### REQUIREMENTS
In the data below, locate each line with the word "Height" and list it.

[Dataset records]
— start —
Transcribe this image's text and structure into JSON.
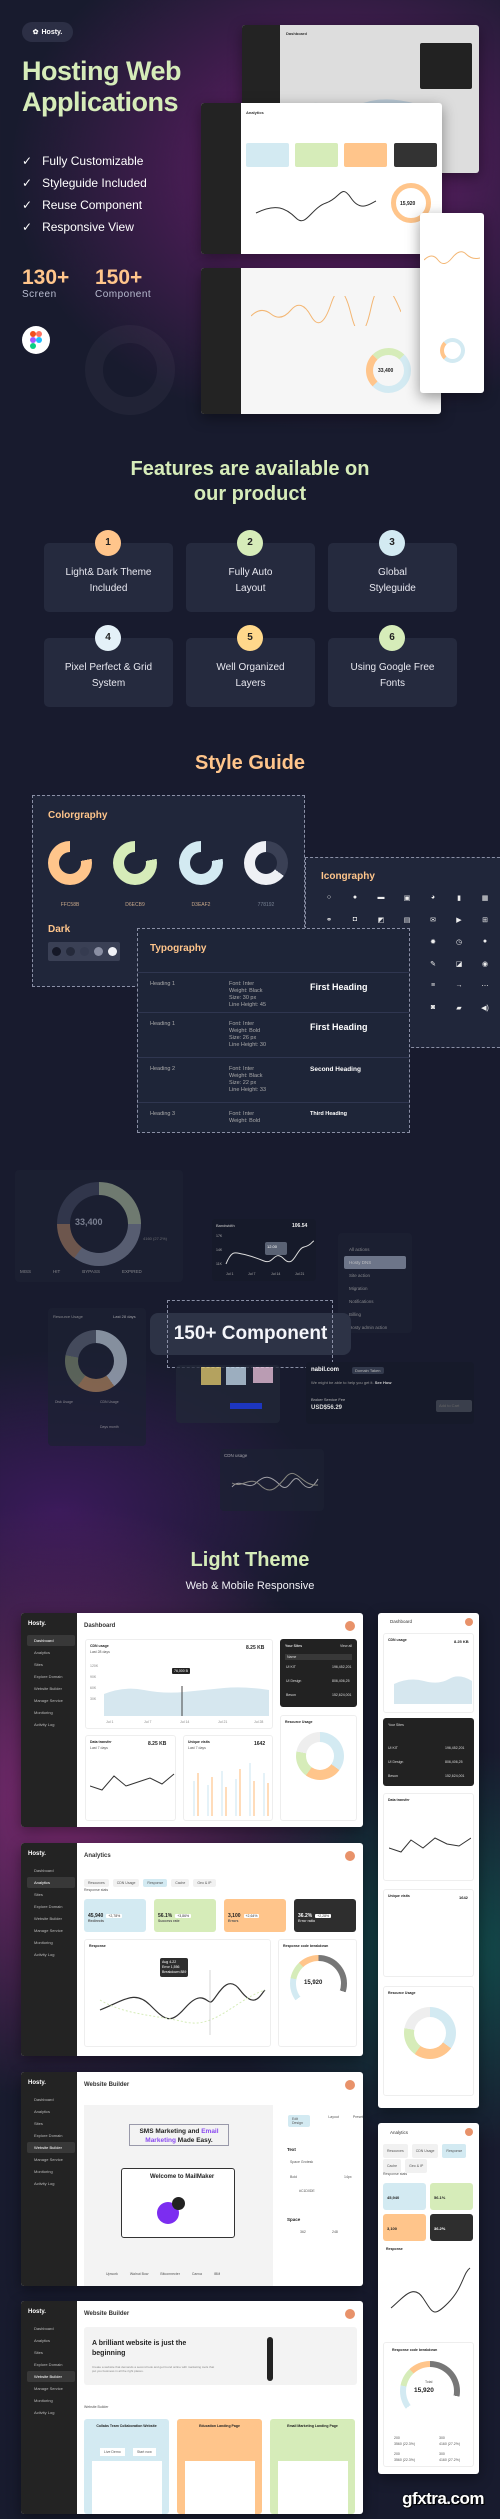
{
  "brand": "Hosty.",
  "hero": {
    "title_line1": "Hosting Web",
    "title_line2": "Applications",
    "features": [
      "Fully Customizable",
      "Styleguide Included",
      "Reuse Component",
      "Responsive View"
    ],
    "stats": [
      {
        "value": "130+",
        "label": "Screen"
      },
      {
        "value": "150+",
        "label": "Component"
      }
    ]
  },
  "features_section": {
    "title_line1": "Features are available on",
    "title_line2": "our product",
    "items": [
      {
        "num": "1",
        "label": "Light& Dark Theme Included",
        "color": "#ffc58b"
      },
      {
        "num": "2",
        "label": "Fully Auto Layout",
        "color": "#d6ecb9"
      },
      {
        "num": "3",
        "label": "Global Styleguide",
        "color": "#d3eaf2"
      },
      {
        "num": "4",
        "label": "Pixel Perfect & Grid System",
        "color": "#e4f1f8"
      },
      {
        "num": "5",
        "label": "Well Organized Layers",
        "color": "#ffd88b"
      },
      {
        "num": "6",
        "label": "Using Google Free Fonts",
        "color": "#d6ecb9"
      }
    ]
  },
  "style_guide": {
    "title": "Style Guide",
    "colorgraphy": {
      "title": "Colorgraphy",
      "colors": [
        {
          "hex": "FFC58B",
          "color": "#ffc58b"
        },
        {
          "hex": "D6ECB9",
          "color": "#d6ecb9"
        },
        {
          "hex": "D3EAF2",
          "color": "#d3eaf2"
        },
        {
          "hex": "778192",
          "color": "#778192"
        }
      ],
      "dark_label": "Dark",
      "dark_swatches": [
        "#151827",
        "#252a3b",
        "#3a4055",
        "#8a8fa3",
        "#f1f2f6"
      ]
    },
    "iconography": {
      "title": "Icongraphy",
      "icons": [
        "search",
        "search-filled",
        "folder",
        "image",
        "pie-chart",
        "bookmark",
        "grid",
        "link",
        "scan",
        "edit-image",
        "calendar",
        "mail",
        "video",
        "plus-square",
        "settings",
        "clock",
        "info",
        "pen",
        "edit",
        "target",
        "menu",
        "arrow-right",
        "more",
        "camera",
        "bag",
        "volume"
      ]
    },
    "typography": {
      "title": "Typography",
      "rows": [
        {
          "name": "Heading 1",
          "spec": [
            "Font: Inter",
            "Weight: Black",
            "Size: 30 px",
            "Line Height: 45"
          ],
          "sample": "First Heading"
        },
        {
          "name": "Heading 1",
          "spec": [
            "Font: Inter",
            "Weight: Bold",
            "Size: 26 px",
            "Line Height: 30"
          ],
          "sample": "First Heading"
        },
        {
          "name": "Heading 2",
          "spec": [
            "Font: Inter",
            "Weight: Black",
            "Size: 22 px",
            "Line Height: 33"
          ],
          "sample": "Second Heading"
        },
        {
          "name": "Heading 3",
          "spec": [
            "Font: Inter",
            "Weight: Bold"
          ],
          "sample": "Third Heading"
        }
      ]
    }
  },
  "components": {
    "title": "150+ Component",
    "donut": {
      "total_label": "Total",
      "total": "33,400",
      "callout": "4160 (27.2%)",
      "legend": [
        "MISS",
        "HIT",
        "BYPASS",
        "EXPIRED"
      ]
    },
    "bandwidth": {
      "title": "Bandwidth",
      "value": "106.54",
      "tooltip": "12.00",
      "ticks": [
        "Jul 1",
        "Jul 7",
        "Jul 14",
        "Jul 21"
      ],
      "y": [
        "17K",
        "14K",
        "11K"
      ]
    },
    "actions": [
      "All actions",
      "Hosty DNS",
      "Site action",
      "Migration",
      "Notifications",
      "Billing",
      "Hosty admin action"
    ],
    "resource": {
      "title": "Resource Usage",
      "period": "Last 28 days",
      "items": [
        "Disk Usage",
        "CDN Usage",
        "Visits",
        "Days month"
      ]
    },
    "domain": {
      "name": "nabil.com",
      "badge": "Domain Taken",
      "text": "We might be able to help you get it.",
      "link": "See How",
      "fee_label": "Broker Service Fee",
      "fee": "USD$56.29",
      "button": "Add to Cart"
    },
    "cdn": {
      "title": "CDN usage"
    },
    "legend2": [
      "Error",
      "Breakdown"
    ]
  },
  "light": {
    "title": "Light Theme",
    "subtitle": "Web & Mobile Responsive"
  },
  "nav": [
    "Dashboard",
    "Analytics",
    "Sites",
    "Explore Domain",
    "Website Builder",
    "Manage Service",
    "Monitoring",
    "Activity Log"
  ],
  "dashboard": {
    "title": "Dashboard",
    "cdn_title": "CDN usage",
    "cdn_period": "Last 28 days",
    "cdn_value": "8.25 KB",
    "tooltip": "76,000 B",
    "x_ticks": [
      "Jul 1",
      "Jul 7",
      "Jul 14",
      "Jul 21",
      "Jul 28"
    ],
    "y_ticks": [
      "120K",
      "90K",
      "60K",
      "30K",
      "0K"
    ],
    "sites_title": "Your Sites",
    "view_all": "View all",
    "sites_cols": [
      "Name",
      "Visit"
    ],
    "sites": [
      {
        "name": "UI KIT",
        "url": "www.uikit.io",
        "visit": "196,452,201"
      },
      {
        "name": "UI Design",
        "url": "www.uidesign.io",
        "visit": "806,406,25"
      },
      {
        "name": "Beson",
        "url": "www.beson.agency",
        "visit": "152,624,001"
      }
    ],
    "resource_title": "Resource Usage",
    "resource_period": "Last 28 days",
    "transfer_title": "Data transfer",
    "transfer_period": "Last 7 days",
    "transfer_value": "8.25 KB",
    "visits_title": "Unique visits",
    "visits_period": "Last 7 days",
    "visits_value": "1642"
  },
  "analytics": {
    "title": "Analytics",
    "tabs": [
      "Resources",
      "CDN Usage",
      "Response",
      "Cache",
      "Geo & IP"
    ],
    "section": "Response stats",
    "tiles": [
      {
        "value": "45,940",
        "label": "Redirects",
        "delta": "+2,78%",
        "bg": "#d3eaf2"
      },
      {
        "value": "56.1%",
        "label": "Success rate",
        "delta": "+3,86%",
        "bg": "#d6ecb9"
      },
      {
        "value": "3,100",
        "label": "Errors",
        "delta": "+2,64%",
        "bg": "#ffc58b"
      },
      {
        "value": "36.2%",
        "label": "Error ratio",
        "delta": "+2,28%",
        "bg": "#2e2e2e"
      }
    ],
    "chart_title": "Response",
    "legend": [
      "Error",
      "Breakdown"
    ],
    "tooltip": [
      "Aug 4-22",
      "Error 1,556",
      "Breakdown 889"
    ],
    "breakdown_title": "Response code breakdown",
    "total_label": "Total",
    "total": "15,920",
    "codes": [
      {
        "code": "200",
        "detail": "3560 (22.3%)"
      },
      {
        "code": "300",
        "detail": "4160 (27.2%)"
      },
      {
        "code": "200",
        "detail": "3560 (22.3%)"
      },
      {
        "code": "300",
        "detail": "4160 (27.2%)"
      }
    ]
  },
  "builder": {
    "title": "Website Builder",
    "headline_a": "SMS Marketing and ",
    "headline_b": "Email Marketing",
    "headline_c": " Made Easy.",
    "welcome": "Welcome to MailMaker",
    "panel_tabs": [
      "Edit Design",
      "Layout",
      "Preset"
    ],
    "text_label": "Text",
    "font": "Space Grotesk",
    "weight": "Bold",
    "size": "14px",
    "color": "#C1D0DE",
    "space_label": "Space",
    "w": "362",
    "h": "248",
    "brands": [
      "Upwork",
      "Walnut Bow",
      "Bitconnecter",
      "Canva",
      "IBM"
    ]
  },
  "builder2": {
    "title": "Website Builder",
    "hero": "A brilliant website is just the beginning",
    "hero_text": "Create a website that demands a second look and get found online with marketing tools that put you business in all the right places.",
    "section": "Website Builder",
    "templates": [
      {
        "title": "Collabs Team Collaboration Website",
        "bg": "#d3eaf2"
      },
      {
        "title": "Education Landing Page",
        "bg": "#ffc58b"
      },
      {
        "title": "Email Marketing Landing Page",
        "bg": "#d6ecb9"
      }
    ],
    "btn_demo": "Live Demo",
    "btn_start": "Start now"
  },
  "watermark": "gfxtra.com"
}
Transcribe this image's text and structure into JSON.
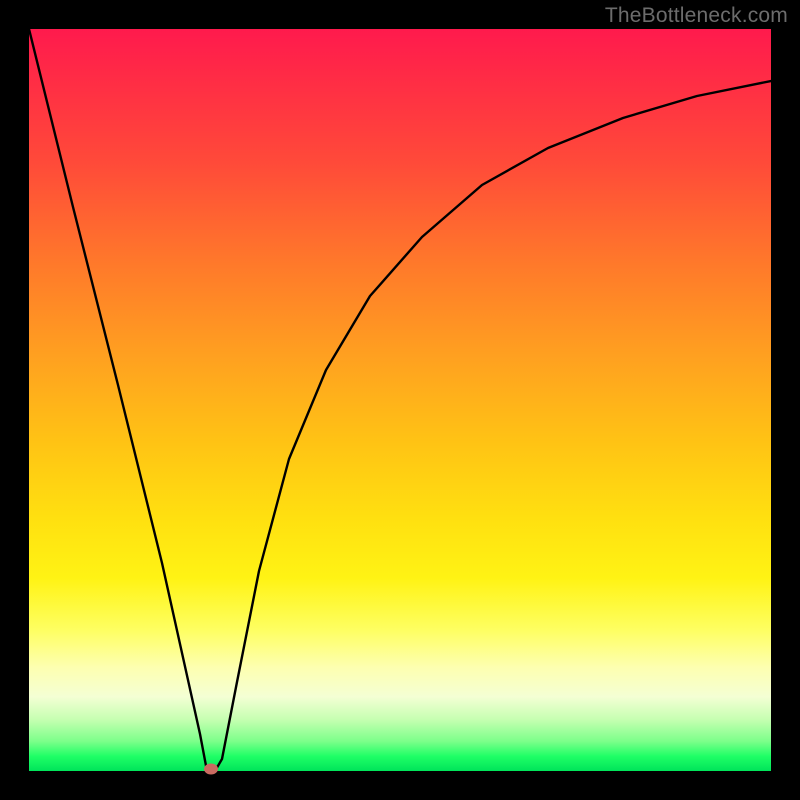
— end —
### SOLUTION TO THIS EXERCISE
            "Line Height: 45"
            "Line Height: 30"
            "Line Height: 33"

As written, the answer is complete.